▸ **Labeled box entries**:
==================================================

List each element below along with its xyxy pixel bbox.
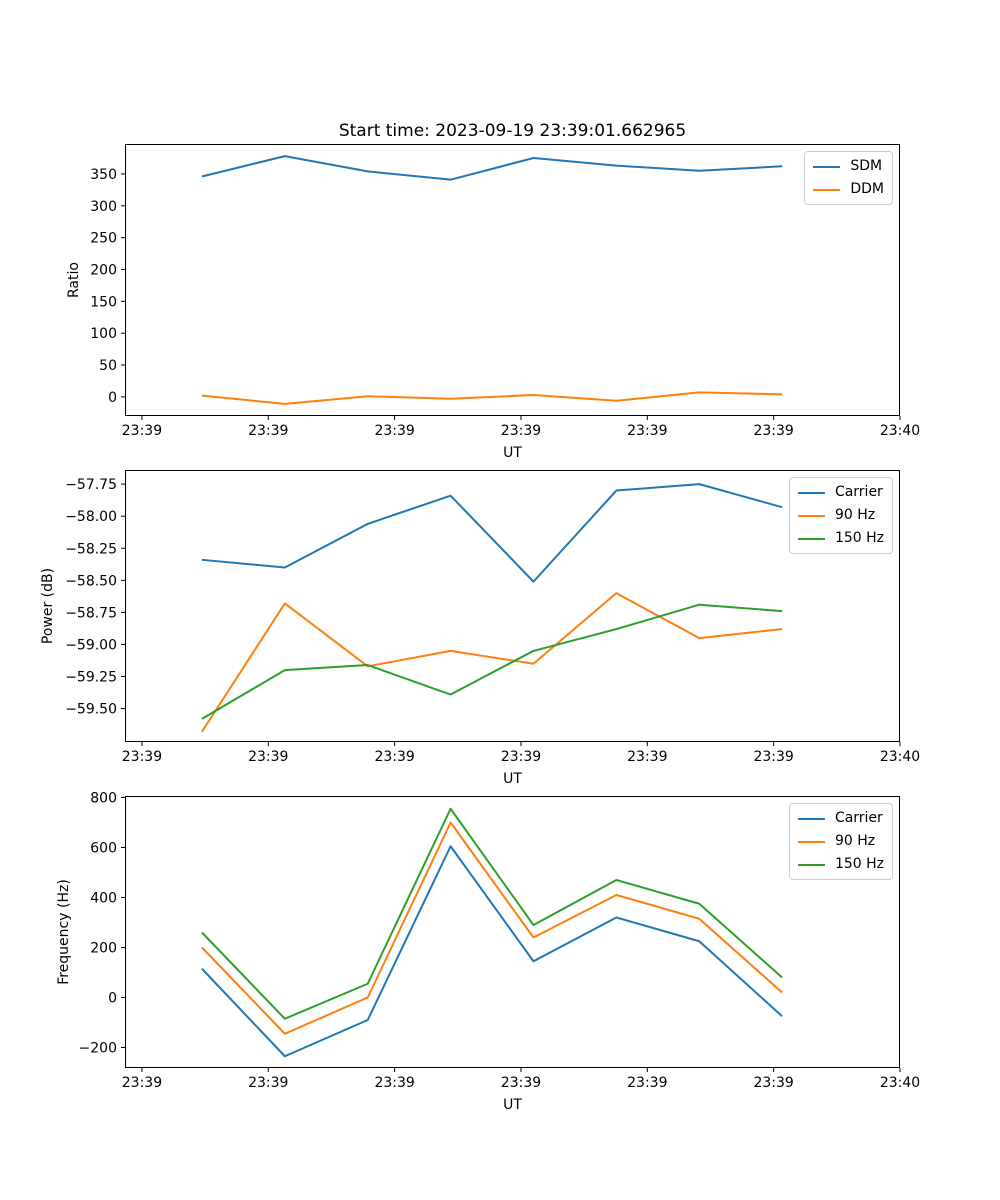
legend-entry: Carrier: [797, 483, 884, 502]
x-tick-label: 23:39: [627, 1075, 667, 1091]
x-tick-label: 23:39: [753, 1075, 793, 1091]
line-series-ddm: [201, 391, 783, 405]
x-tick-label: 23:39: [122, 1075, 162, 1091]
line-series-150-hz: [201, 807, 783, 1020]
legend-line-swatch: [797, 491, 825, 494]
y-tick-label: 100: [90, 326, 117, 342]
y-tick-label: 50: [99, 358, 117, 374]
legend-label: 150 Hz: [834, 856, 884, 872]
x-tick-label: 23:39: [627, 749, 667, 765]
x-tick-label: 23:39: [248, 749, 288, 765]
line-series-90-hz: [201, 592, 783, 733]
legend-ratio: SDM DDM: [804, 151, 893, 205]
legend-entry: 90 Hz: [797, 832, 884, 851]
x-tick-label: 23:39: [501, 749, 541, 765]
y-tick-label: −58.00: [65, 509, 117, 525]
x-tick-label: 23:39: [627, 423, 667, 439]
axes-power: Carrier 90 Hz 150 Hz: [125, 470, 900, 742]
chart-plot-area-0: 23:39 23:39 23:39 23:39 23:39 23:39 23:40 0 50 10…: [90, 155, 920, 439]
chart-plot-area-2: 23:39 23:39 23:39 23:39 23:39 23:39 23:40 −200 0…: [79, 791, 921, 1092]
legend-entry: Carrier: [797, 809, 884, 828]
y-tick-label: 200: [90, 262, 117, 278]
x-tick-label: 23:39: [753, 423, 793, 439]
x-tick-label: 23:40: [880, 749, 920, 765]
x-tick-label: 23:39: [501, 423, 541, 439]
y-tick-label: −200: [79, 1041, 117, 1057]
y-tick-label: −58.75: [65, 605, 117, 621]
x-axis-label-ratio: UT: [503, 445, 522, 461]
x-tick-label: 23:39: [122, 749, 162, 765]
legend-line-swatch: [797, 514, 825, 517]
line-series-150-hz: [201, 603, 783, 720]
x-axis-label-power: UT: [503, 771, 522, 787]
x-tick-label: 23:39: [374, 423, 414, 439]
x-tick-label: 23:40: [880, 1075, 920, 1091]
legend-label: Carrier: [834, 484, 883, 500]
y-tick-label: 150: [90, 294, 117, 310]
legend-label: 90 Hz: [834, 833, 876, 849]
chart-title: Start time: 2023-09-19 23:39:01.662965: [338, 121, 687, 141]
y-tick-label: −59.25: [65, 670, 117, 686]
y-tick-label: 300: [90, 199, 117, 215]
line-series-sdm: [201, 155, 783, 181]
legend-line-swatch: [813, 165, 841, 168]
y-tick-label: 0: [108, 390, 117, 406]
x-tick-label: 23:39: [501, 1075, 541, 1091]
legend-label: 150 Hz: [834, 530, 884, 546]
y-tick-label: −58.25: [65, 541, 117, 557]
y-tick-label: 800: [90, 791, 117, 807]
y-tick-label: −59.50: [65, 702, 117, 718]
legend-line-swatch: [797, 817, 825, 820]
legend-line-swatch: [797, 863, 825, 866]
legend-label: 90 Hz: [834, 507, 876, 523]
y-tick-label: −58.50: [65, 573, 117, 589]
y-tick-label: −59.00: [65, 637, 117, 653]
y-tick-label: 400: [90, 891, 117, 907]
x-axis-label-frequency: UT: [503, 1097, 522, 1113]
line-series-90-hz: [201, 821, 783, 1035]
legend-frequency: Carrier 90 Hz 150 Hz: [788, 803, 893, 880]
chart-plot-area-1: 23:39 23:39 23:39 23:39 23:39 23:39 23:40 −59.5…: [65, 477, 920, 765]
legend-entry: DDM: [813, 180, 884, 199]
legend-power: Carrier 90 Hz 150 Hz: [788, 477, 893, 554]
legend-label: DDM: [850, 181, 884, 197]
legend-entry: 150 Hz: [797, 855, 884, 874]
x-tick-label: 23:39: [374, 1075, 414, 1091]
legend-line-swatch: [797, 840, 825, 843]
legend-entry: SDM: [813, 157, 884, 176]
line-series-carrier: [201, 483, 783, 583]
x-tick-label: 23:39: [374, 749, 414, 765]
legend-line-swatch: [813, 188, 841, 191]
y-tick-label: 0: [108, 991, 117, 1007]
legend-entry: 90 Hz: [797, 506, 884, 525]
x-tick-label: 23:39: [122, 423, 162, 439]
axes-ratio: SDM DDM: [125, 144, 900, 416]
legend-entry: 150 Hz: [797, 529, 884, 548]
line-series-carrier: [201, 845, 783, 1058]
y-tick-label: 250: [90, 231, 117, 247]
legend-label: Carrier: [834, 810, 883, 826]
legend-label: SDM: [850, 158, 883, 174]
x-tick-label: 23:39: [753, 749, 793, 765]
y-tick-label: 350: [90, 167, 117, 183]
y-tick-label: −57.75: [65, 477, 117, 493]
legend-line-swatch: [797, 537, 825, 540]
x-tick-label: 23:39: [248, 1075, 288, 1091]
x-tick-label: 23:39: [248, 423, 288, 439]
y-tick-label: 200: [90, 941, 117, 957]
y-tick-label: 600: [90, 841, 117, 857]
x-tick-label: 23:40: [880, 423, 920, 439]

==================================================

Retype every line of the entries above word for word, leaving out the pictures.

List each element below along with its xyxy pixel bbox.
legend-entry: Carrier: [797, 483, 884, 502]
x-tick-label: 23:39: [627, 1075, 667, 1091]
x-tick-label: 23:39: [753, 1075, 793, 1091]
line-series-ddm: [201, 391, 783, 405]
x-tick-label: 23:39: [122, 1075, 162, 1091]
line-series-150-hz: [201, 807, 783, 1020]
legend-line-swatch: [797, 491, 825, 494]
y-tick-label: 100: [90, 326, 117, 342]
y-tick-label: 50: [99, 358, 117, 374]
legend-label: 150 Hz: [834, 856, 884, 872]
x-tick-label: 23:39: [627, 749, 667, 765]
x-tick-label: 23:39: [248, 749, 288, 765]
line-series-90-hz: [201, 592, 783, 733]
legend-ratio: SDM DDM: [804, 151, 893, 205]
legend-entry: 90 Hz: [797, 832, 884, 851]
x-tick-label: 23:39: [501, 749, 541, 765]
y-tick-label: −58.00: [65, 509, 117, 525]
x-tick-label: 23:39: [627, 423, 667, 439]
axes-power: Carrier 90 Hz 150 Hz: [125, 470, 900, 742]
chart-plot-area-0: 23:39 23:39 23:39 23:39 23:39 23:39 23:40 0 50 10…: [90, 155, 920, 439]
chart-plot-area-2: 23:39 23:39 23:39 23:39 23:39 23:39 23:40 −200 0…: [79, 791, 921, 1092]
legend-entry: Carrier: [797, 809, 884, 828]
y-tick-label: 200: [90, 262, 117, 278]
x-tick-label: 23:39: [753, 423, 793, 439]
x-tick-label: 23:40: [880, 749, 920, 765]
x-tick-label: 23:39: [501, 423, 541, 439]
y-tick-label: −200: [79, 1041, 117, 1057]
y-tick-label: −58.75: [65, 605, 117, 621]
x-axis-label-ratio: UT: [503, 445, 522, 461]
x-tick-label: 23:39: [122, 749, 162, 765]
legend-line-swatch: [797, 514, 825, 517]
line-series-150-hz: [201, 603, 783, 720]
x-axis-label-power: UT: [503, 771, 522, 787]
x-tick-label: 23:39: [374, 423, 414, 439]
x-tick-label: 23:40: [880, 1075, 920, 1091]
legend-label: Carrier: [834, 484, 883, 500]
y-tick-label: 150: [90, 294, 117, 310]
legend-label: 90 Hz: [834, 833, 876, 849]
chart-title: Start time: 2023-09-19 23:39:01.662965: [338, 121, 687, 141]
y-tick-label: −59.25: [65, 670, 117, 686]
y-tick-label: 300: [90, 199, 117, 215]
line-series-sdm: [201, 155, 783, 181]
legend-line-swatch: [813, 165, 841, 168]
y-tick-label: 0: [108, 390, 117, 406]
x-tick-label: 23:39: [501, 1075, 541, 1091]
legend-label: 150 Hz: [834, 530, 884, 546]
y-tick-label: −58.25: [65, 541, 117, 557]
y-tick-label: 800: [90, 791, 117, 807]
y-tick-label: −59.50: [65, 702, 117, 718]
legend-line-swatch: [797, 817, 825, 820]
legend-line-swatch: [797, 863, 825, 866]
legend-label: 90 Hz: [834, 507, 876, 523]
y-tick-label: −58.50: [65, 573, 117, 589]
y-tick-label: −59.00: [65, 637, 117, 653]
y-tick-label: 400: [90, 891, 117, 907]
x-axis-label-frequency: UT: [503, 1097, 522, 1113]
line-series-90-hz: [201, 821, 783, 1035]
legend-frequency: Carrier 90 Hz 150 Hz: [788, 803, 893, 880]
chart-plot-area-1: 23:39 23:39 23:39 23:39 23:39 23:39 23:40 −59.5…: [65, 477, 920, 765]
legend-entry: DDM: [813, 180, 884, 199]
legend-power: Carrier 90 Hz 150 Hz: [788, 477, 893, 554]
legend-label: DDM: [850, 181, 884, 197]
legend-entry: 150 Hz: [797, 855, 884, 874]
x-tick-label: 23:39: [374, 1075, 414, 1091]
legend-line-swatch: [797, 840, 825, 843]
legend-entry: SDM: [813, 157, 884, 176]
line-series-carrier: [201, 483, 783, 583]
x-tick-label: 23:39: [374, 749, 414, 765]
legend-line-swatch: [813, 188, 841, 191]
y-tick-label: 0: [108, 991, 117, 1007]
legend-entry: 90 Hz: [797, 506, 884, 525]
x-tick-label: 23:39: [122, 423, 162, 439]
axes-ratio: SDM DDM: [125, 144, 900, 416]
legend-entry: 150 Hz: [797, 529, 884, 548]
line-series-carrier: [201, 845, 783, 1058]
y-tick-label: 250: [90, 231, 117, 247]
legend-label: Carrier: [834, 810, 883, 826]
legend-label: SDM: [850, 158, 883, 174]
x-tick-label: 23:39: [753, 749, 793, 765]
y-tick-label: 350: [90, 167, 117, 183]
y-tick-label: −57.75: [65, 477, 117, 493]
legend-line-swatch: [797, 537, 825, 540]
x-tick-label: 23:39: [248, 1075, 288, 1091]
x-tick-label: 23:39: [248, 423, 288, 439]
y-tick-label: 200: [90, 941, 117, 957]
y-tick-label: 600: [90, 841, 117, 857]
x-tick-label: 23:40: [880, 423, 920, 439]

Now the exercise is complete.